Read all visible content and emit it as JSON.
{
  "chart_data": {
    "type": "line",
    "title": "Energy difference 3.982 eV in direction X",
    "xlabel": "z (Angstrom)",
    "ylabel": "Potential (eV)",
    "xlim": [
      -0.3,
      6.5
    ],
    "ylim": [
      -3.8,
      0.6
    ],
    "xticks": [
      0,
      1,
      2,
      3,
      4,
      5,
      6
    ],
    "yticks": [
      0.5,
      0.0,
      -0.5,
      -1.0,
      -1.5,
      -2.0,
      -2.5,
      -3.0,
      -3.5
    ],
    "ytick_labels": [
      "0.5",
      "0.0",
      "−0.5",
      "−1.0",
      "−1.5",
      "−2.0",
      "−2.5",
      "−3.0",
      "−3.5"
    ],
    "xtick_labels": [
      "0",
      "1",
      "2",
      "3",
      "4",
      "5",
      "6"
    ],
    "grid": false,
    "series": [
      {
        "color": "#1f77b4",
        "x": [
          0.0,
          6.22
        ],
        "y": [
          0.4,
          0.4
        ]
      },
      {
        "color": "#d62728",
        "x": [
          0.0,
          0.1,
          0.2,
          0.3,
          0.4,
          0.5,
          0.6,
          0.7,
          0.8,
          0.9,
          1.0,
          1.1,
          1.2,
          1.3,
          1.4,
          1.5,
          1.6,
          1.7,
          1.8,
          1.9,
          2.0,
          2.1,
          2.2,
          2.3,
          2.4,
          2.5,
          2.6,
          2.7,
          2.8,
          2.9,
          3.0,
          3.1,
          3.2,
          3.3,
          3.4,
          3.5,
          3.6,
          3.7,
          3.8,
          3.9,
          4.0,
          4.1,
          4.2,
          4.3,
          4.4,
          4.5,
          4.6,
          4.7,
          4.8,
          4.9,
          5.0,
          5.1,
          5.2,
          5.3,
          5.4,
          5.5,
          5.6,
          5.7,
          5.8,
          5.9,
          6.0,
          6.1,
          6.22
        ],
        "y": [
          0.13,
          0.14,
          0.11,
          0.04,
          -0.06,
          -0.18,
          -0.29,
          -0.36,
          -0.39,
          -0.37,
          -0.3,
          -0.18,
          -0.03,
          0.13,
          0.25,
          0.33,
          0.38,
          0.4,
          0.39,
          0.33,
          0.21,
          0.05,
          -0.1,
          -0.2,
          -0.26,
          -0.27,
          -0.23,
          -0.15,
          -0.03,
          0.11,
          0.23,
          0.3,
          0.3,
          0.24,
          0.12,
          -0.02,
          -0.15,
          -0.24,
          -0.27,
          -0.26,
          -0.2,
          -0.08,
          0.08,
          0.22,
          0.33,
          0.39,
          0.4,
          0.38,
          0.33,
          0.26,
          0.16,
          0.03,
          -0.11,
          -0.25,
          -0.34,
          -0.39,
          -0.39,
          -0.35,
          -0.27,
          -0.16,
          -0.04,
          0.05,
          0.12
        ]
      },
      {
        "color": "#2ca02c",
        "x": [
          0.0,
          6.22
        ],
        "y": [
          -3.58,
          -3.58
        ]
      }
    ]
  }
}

What is being asked:
Print every record exactly as it was given.

Correct response:
Read all visible content and emit it as JSON.
{
  "chart_data": {
    "type": "line",
    "title": "Energy difference 3.982 eV in direction X",
    "xlabel": "z (Angstrom)",
    "ylabel": "Potential (eV)",
    "xlim": [
      -0.3,
      6.5
    ],
    "ylim": [
      -3.8,
      0.6
    ],
    "xticks": [
      0,
      1,
      2,
      3,
      4,
      5,
      6
    ],
    "yticks": [
      0.5,
      0.0,
      -0.5,
      -1.0,
      -1.5,
      -2.0,
      -2.5,
      -3.0,
      -3.5
    ],
    "ytick_labels": [
      "0.5",
      "0.0",
      "−0.5",
      "−1.0",
      "−1.5",
      "−2.0",
      "−2.5",
      "−3.0",
      "−3.5"
    ],
    "xtick_labels": [
      "0",
      "1",
      "2",
      "3",
      "4",
      "5",
      "6"
    ],
    "grid": false,
    "series": [
      {
        "color": "#1f77b4",
        "x": [
          0.0,
          6.22
        ],
        "y": [
          0.4,
          0.4
        ]
      },
      {
        "color": "#d62728",
        "x": [
          0.0,
          0.1,
          0.2,
          0.3,
          0.4,
          0.5,
          0.6,
          0.7,
          0.8,
          0.9,
          1.0,
          1.1,
          1.2,
          1.3,
          1.4,
          1.5,
          1.6,
          1.7,
          1.8,
          1.9,
          2.0,
          2.1,
          2.2,
          2.3,
          2.4,
          2.5,
          2.6,
          2.7,
          2.8,
          2.9,
          3.0,
          3.1,
          3.2,
          3.3,
          3.4,
          3.5,
          3.6,
          3.7,
          3.8,
          3.9,
          4.0,
          4.1,
          4.2,
          4.3,
          4.4,
          4.5,
          4.6,
          4.7,
          4.8,
          4.9,
          5.0,
          5.1,
          5.2,
          5.3,
          5.4,
          5.5,
          5.6,
          5.7,
          5.8,
          5.9,
          6.0,
          6.1,
          6.22
        ],
        "y": [
          0.13,
          0.14,
          0.11,
          0.04,
          -0.06,
          -0.18,
          -0.29,
          -0.36,
          -0.39,
          -0.37,
          -0.3,
          -0.18,
          -0.03,
          0.13,
          0.25,
          0.33,
          0.38,
          0.4,
          0.39,
          0.33,
          0.21,
          0.05,
          -0.1,
          -0.2,
          -0.26,
          -0.27,
          -0.23,
          -0.15,
          -0.03,
          0.11,
          0.23,
          0.3,
          0.3,
          0.24,
          0.12,
          -0.02,
          -0.15,
          -0.24,
          -0.27,
          -0.26,
          -0.2,
          -0.08,
          0.08,
          0.22,
          0.33,
          0.39,
          0.4,
          0.38,
          0.33,
          0.26,
          0.16,
          0.03,
          -0.11,
          -0.25,
          -0.34,
          -0.39,
          -0.39,
          -0.35,
          -0.27,
          -0.16,
          -0.04,
          0.05,
          0.12
        ]
      },
      {
        "color": "#2ca02c",
        "x": [
          0.0,
          6.22
        ],
        "y": [
          -3.58,
          -3.58
        ]
      }
    ]
  }
}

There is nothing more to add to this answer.